* Begin *
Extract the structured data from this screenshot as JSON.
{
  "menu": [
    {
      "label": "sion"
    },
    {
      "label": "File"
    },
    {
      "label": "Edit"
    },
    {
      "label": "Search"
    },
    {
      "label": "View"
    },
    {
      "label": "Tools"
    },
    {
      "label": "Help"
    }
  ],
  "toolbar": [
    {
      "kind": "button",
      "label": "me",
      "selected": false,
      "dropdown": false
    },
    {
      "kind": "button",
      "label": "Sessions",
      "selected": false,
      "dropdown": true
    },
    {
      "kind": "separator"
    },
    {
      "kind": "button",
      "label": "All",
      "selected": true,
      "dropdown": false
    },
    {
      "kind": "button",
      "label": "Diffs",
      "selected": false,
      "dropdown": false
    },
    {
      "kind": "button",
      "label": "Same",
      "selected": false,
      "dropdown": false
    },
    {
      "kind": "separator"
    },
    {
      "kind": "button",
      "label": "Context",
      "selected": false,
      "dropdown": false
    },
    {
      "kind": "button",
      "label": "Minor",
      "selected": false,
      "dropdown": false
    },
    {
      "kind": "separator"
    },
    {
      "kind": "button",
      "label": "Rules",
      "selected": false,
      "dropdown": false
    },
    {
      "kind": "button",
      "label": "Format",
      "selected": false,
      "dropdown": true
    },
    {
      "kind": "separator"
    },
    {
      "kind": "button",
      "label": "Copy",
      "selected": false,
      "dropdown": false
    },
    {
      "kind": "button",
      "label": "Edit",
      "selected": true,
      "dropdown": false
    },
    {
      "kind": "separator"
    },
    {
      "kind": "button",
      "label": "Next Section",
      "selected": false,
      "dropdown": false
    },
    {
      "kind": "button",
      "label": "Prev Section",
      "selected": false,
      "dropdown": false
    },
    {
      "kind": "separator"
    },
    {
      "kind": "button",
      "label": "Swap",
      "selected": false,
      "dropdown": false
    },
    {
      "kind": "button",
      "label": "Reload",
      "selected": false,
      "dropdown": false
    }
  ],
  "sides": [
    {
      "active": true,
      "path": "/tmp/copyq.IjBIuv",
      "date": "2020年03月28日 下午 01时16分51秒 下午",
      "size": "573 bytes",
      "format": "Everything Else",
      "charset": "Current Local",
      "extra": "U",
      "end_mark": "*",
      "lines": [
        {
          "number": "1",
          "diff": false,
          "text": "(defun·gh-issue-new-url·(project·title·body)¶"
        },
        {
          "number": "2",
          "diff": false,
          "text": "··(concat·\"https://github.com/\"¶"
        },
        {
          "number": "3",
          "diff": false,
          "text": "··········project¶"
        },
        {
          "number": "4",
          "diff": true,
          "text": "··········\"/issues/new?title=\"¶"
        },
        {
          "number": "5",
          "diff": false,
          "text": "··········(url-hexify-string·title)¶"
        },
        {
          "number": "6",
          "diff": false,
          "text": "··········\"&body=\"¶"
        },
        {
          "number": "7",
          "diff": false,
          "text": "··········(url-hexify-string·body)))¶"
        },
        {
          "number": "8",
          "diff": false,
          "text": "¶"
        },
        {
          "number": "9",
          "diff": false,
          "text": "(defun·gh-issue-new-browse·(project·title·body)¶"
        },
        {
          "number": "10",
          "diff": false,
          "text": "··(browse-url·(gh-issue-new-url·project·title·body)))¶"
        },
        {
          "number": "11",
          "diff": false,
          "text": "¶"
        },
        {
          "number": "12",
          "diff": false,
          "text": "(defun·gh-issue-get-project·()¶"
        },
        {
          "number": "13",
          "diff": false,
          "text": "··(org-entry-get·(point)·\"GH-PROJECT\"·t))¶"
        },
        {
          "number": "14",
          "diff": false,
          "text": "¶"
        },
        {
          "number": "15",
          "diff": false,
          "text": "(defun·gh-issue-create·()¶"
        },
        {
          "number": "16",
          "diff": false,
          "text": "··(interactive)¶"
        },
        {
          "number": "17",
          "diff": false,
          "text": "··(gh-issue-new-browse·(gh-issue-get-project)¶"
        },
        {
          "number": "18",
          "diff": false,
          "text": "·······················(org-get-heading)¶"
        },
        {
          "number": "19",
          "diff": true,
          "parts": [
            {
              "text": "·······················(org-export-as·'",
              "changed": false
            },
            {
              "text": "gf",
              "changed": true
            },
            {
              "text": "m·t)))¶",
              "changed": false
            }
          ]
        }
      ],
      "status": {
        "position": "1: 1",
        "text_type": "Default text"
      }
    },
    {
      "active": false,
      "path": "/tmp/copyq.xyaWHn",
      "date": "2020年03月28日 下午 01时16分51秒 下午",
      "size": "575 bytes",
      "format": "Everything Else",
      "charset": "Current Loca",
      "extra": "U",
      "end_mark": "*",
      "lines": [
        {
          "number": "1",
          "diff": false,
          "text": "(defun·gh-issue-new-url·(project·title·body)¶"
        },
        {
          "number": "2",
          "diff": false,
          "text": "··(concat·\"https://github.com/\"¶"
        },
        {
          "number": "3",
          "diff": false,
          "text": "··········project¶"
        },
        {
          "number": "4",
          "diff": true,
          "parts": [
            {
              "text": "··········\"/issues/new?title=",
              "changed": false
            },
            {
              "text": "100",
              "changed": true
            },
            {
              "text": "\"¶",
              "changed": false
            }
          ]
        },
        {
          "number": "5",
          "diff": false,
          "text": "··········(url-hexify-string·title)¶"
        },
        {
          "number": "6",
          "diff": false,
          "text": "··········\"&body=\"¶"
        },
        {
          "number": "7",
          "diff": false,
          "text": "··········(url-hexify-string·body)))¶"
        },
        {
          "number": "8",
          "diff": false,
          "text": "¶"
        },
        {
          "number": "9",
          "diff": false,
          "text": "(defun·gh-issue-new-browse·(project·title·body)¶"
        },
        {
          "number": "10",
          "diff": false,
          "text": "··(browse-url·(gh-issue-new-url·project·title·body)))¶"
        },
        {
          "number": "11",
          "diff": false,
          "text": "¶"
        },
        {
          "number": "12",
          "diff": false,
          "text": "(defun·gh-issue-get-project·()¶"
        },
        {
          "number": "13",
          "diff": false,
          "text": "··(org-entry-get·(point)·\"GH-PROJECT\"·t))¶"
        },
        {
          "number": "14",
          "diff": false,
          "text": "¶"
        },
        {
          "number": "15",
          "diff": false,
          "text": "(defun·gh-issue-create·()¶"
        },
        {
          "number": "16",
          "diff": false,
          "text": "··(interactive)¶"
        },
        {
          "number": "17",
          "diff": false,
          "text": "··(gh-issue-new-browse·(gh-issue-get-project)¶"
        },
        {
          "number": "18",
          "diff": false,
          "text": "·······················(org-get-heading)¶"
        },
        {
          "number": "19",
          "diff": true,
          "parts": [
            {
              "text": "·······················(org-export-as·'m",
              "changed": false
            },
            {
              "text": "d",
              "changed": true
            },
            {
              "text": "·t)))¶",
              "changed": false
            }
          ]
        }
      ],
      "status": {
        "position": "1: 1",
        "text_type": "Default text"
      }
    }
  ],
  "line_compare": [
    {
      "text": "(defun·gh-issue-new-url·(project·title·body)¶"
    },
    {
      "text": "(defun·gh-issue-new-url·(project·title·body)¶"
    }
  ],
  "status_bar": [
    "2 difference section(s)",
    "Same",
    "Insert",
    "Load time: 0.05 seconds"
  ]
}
* End *
Extract the full listing above without alteration.

Exercise output |
Extract the structured data from this screenshot as JSON.
{
  "menu": [
    {
      "label": "sion"
    },
    {
      "label": "File"
    },
    {
      "label": "Edit"
    },
    {
      "label": "Search"
    },
    {
      "label": "View"
    },
    {
      "label": "Tools"
    },
    {
      "label": "Help"
    }
  ],
  "toolbar": [
    {
      "kind": "button",
      "label": "me",
      "selected": false,
      "dropdown": false
    },
    {
      "kind": "button",
      "label": "Sessions",
      "selected": false,
      "dropdown": true
    },
    {
      "kind": "separator"
    },
    {
      "kind": "button",
      "label": "All",
      "selected": true,
      "dropdown": false
    },
    {
      "kind": "button",
      "label": "Diffs",
      "selected": false,
      "dropdown": false
    },
    {
      "kind": "button",
      "label": "Same",
      "selected": false,
      "dropdown": false
    },
    {
      "kind": "separator"
    },
    {
      "kind": "button",
      "label": "Context",
      "selected": false,
      "dropdown": false
    },
    {
      "kind": "button",
      "label": "Minor",
      "selected": false,
      "dropdown": false
    },
    {
      "kind": "separator"
    },
    {
      "kind": "button",
      "label": "Rules",
      "selected": false,
      "dropdown": false
    },
    {
      "kind": "button",
      "label": "Format",
      "selected": false,
      "dropdown": true
    },
    {
      "kind": "separator"
    },
    {
      "kind": "button",
      "label": "Copy",
      "selected": false,
      "dropdown": false
    },
    {
      "kind": "button",
      "label": "Edit",
      "selected": true,
      "dropdown": false
    },
    {
      "kind": "separator"
    },
    {
      "kind": "button",
      "label": "Next Section",
      "selected": false,
      "dropdown": false
    },
    {
      "kind": "button",
      "label": "Prev Section",
      "selected": false,
      "dropdown": false
    },
    {
      "kind": "separator"
    },
    {
      "kind": "button",
      "label": "Swap",
      "selected": false,
      "dropdown": false
    },
    {
      "kind": "button",
      "label": "Reload",
      "selected": false,
      "dropdown": false
    }
  ],
  "sides": [
    {
      "active": true,
      "path": "/tmp/copyq.IjBIuv",
      "date": "2020年03月28日 下午 01时16分51秒 下午",
      "size": "573 bytes",
      "format": "Everything Else",
      "charset": "Current Local",
      "extra": "U",
      "end_mark": "*",
      "lines": [
        {
          "number": "1",
          "diff": false,
          "text": "(defun·gh-issue-new-url·(project·title·body)¶"
        },
        {
          "number": "2",
          "diff": false,
          "text": "··(concat·\"https://github.com/\"¶"
        },
        {
          "number": "3",
          "diff": false,
          "text": "··········project¶"
        },
        {
          "number": "4",
          "diff": true,
          "text": "··········\"/issues/new?title=\"¶"
        },
        {
          "number": "5",
          "diff": false,
          "text": "··········(url-hexify-string·title)¶"
        },
        {
          "number": "6",
          "diff": false,
          "text": "··········\"&body=\"¶"
        },
        {
          "number": "7",
          "diff": false,
          "text": "··········(url-hexify-string·body)))¶"
        },
        {
          "number": "8",
          "diff": false,
          "text": "¶"
        },
        {
          "number": "9",
          "diff": false,
          "text": "(defun·gh-issue-new-browse·(project·title·body)¶"
        },
        {
          "number": "10",
          "diff": false,
          "text": "··(browse-url·(gh-issue-new-url·project·title·body)))¶"
        },
        {
          "number": "11",
          "diff": false,
          "text": "¶"
        },
        {
          "number": "12",
          "diff": false,
          "text": "(defun·gh-issue-get-project·()¶"
        },
        {
          "number": "13",
          "diff": false,
          "text": "··(org-entry-get·(point)·\"GH-PROJECT\"·t))¶"
        },
        {
          "number": "14",
          "diff": false,
          "text": "¶"
        },
        {
          "number": "15",
          "diff": false,
          "text": "(defun·gh-issue-create·()¶"
        },
        {
          "number": "16",
          "diff": false,
          "text": "··(interactive)¶"
        },
        {
          "number": "17",
          "diff": false,
          "text": "··(gh-issue-new-browse·(gh-issue-get-project)¶"
        },
        {
          "number": "18",
          "diff": false,
          "text": "·······················(org-get-heading)¶"
        },
        {
          "number": "19",
          "diff": true,
          "parts": [
            {
              "text": "·······················(org-export-as·'",
              "changed": false
            },
            {
              "text": "gf",
              "changed": true
            },
            {
              "text": "m·t)))¶",
              "changed": false
            }
          ]
        }
      ],
      "status": {
        "position": "1: 1",
        "text_type": "Default text"
      }
    },
    {
      "active": false,
      "path": "/tmp/copyq.xyaWHn",
      "date": "2020年03月28日 下午 01时16分51秒 下午",
      "size": "575 bytes",
      "format": "Everything Else",
      "charset": "Current Loca",
      "extra": "U",
      "end_mark": "*",
      "lines": [
        {
          "number": "1",
          "diff": false,
          "text": "(defun·gh-issue-new-url·(project·title·body)¶"
        },
        {
          "number": "2",
          "diff": false,
          "text": "··(concat·\"https://github.com/\"¶"
        },
        {
          "number": "3",
          "diff": false,
          "text": "··········project¶"
        },
        {
          "number": "4",
          "diff": true,
          "parts": [
            {
              "text": "··········\"/issues/new?title=",
              "changed": false
            },
            {
              "text": "100",
              "changed": true
            },
            {
              "text": "\"¶",
              "changed": false
            }
          ]
        },
        {
          "number": "5",
          "diff": false,
          "text": "··········(url-hexify-string·title)¶"
        },
        {
          "number": "6",
          "diff": false,
          "text": "··········\"&body=\"¶"
        },
        {
          "number": "7",
          "diff": false,
          "text": "··········(url-hexify-string·body)))¶"
        },
        {
          "number": "8",
          "diff": false,
          "text": "¶"
        },
        {
          "number": "9",
          "diff": false,
          "text": "(defun·gh-issue-new-browse·(project·title·body)¶"
        },
        {
          "number": "10",
          "diff": false,
          "text": "··(browse-url·(gh-issue-new-url·project·title·body)))¶"
        },
        {
          "number": "11",
          "diff": false,
          "text": "¶"
        },
        {
          "number": "12",
          "diff": false,
          "text": "(defun·gh-issue-get-project·()¶"
        },
        {
          "number": "13",
          "diff": false,
          "text": "··(org-entry-get·(point)·\"GH-PROJECT\"·t))¶"
        },
        {
          "number": "14",
          "diff": false,
          "text": "¶"
        },
        {
          "number": "15",
          "diff": false,
          "text": "(defun·gh-issue-create·()¶"
        },
        {
          "number": "16",
          "diff": false,
          "text": "··(interactive)¶"
        },
        {
          "number": "17",
          "diff": false,
          "text": "··(gh-issue-new-browse·(gh-issue-get-project)¶"
        },
        {
          "number": "18",
          "diff": false,
          "text": "·······················(org-get-heading)¶"
        },
        {
          "number": "19",
          "diff": true,
          "parts": [
            {
              "text": "·······················(org-export-as·'m",
              "changed": false
            },
            {
              "text": "d",
              "changed": true
            },
            {
              "text": "·t)))¶",
              "changed": false
            }
          ]
        }
      ],
      "status": {
        "position": "1: 1",
        "text_type": "Default text"
      }
    }
  ],
  "line_compare": [
    {
      "text": "(defun·gh-issue-new-url·(project·title·body)¶"
    },
    {
      "text": "(defun·gh-issue-new-url·(project·title·body)¶"
    }
  ],
  "status_bar": [
    "2 difference section(s)",
    "Same",
    "Insert",
    "Load time: 0.05 seconds"
  ]
}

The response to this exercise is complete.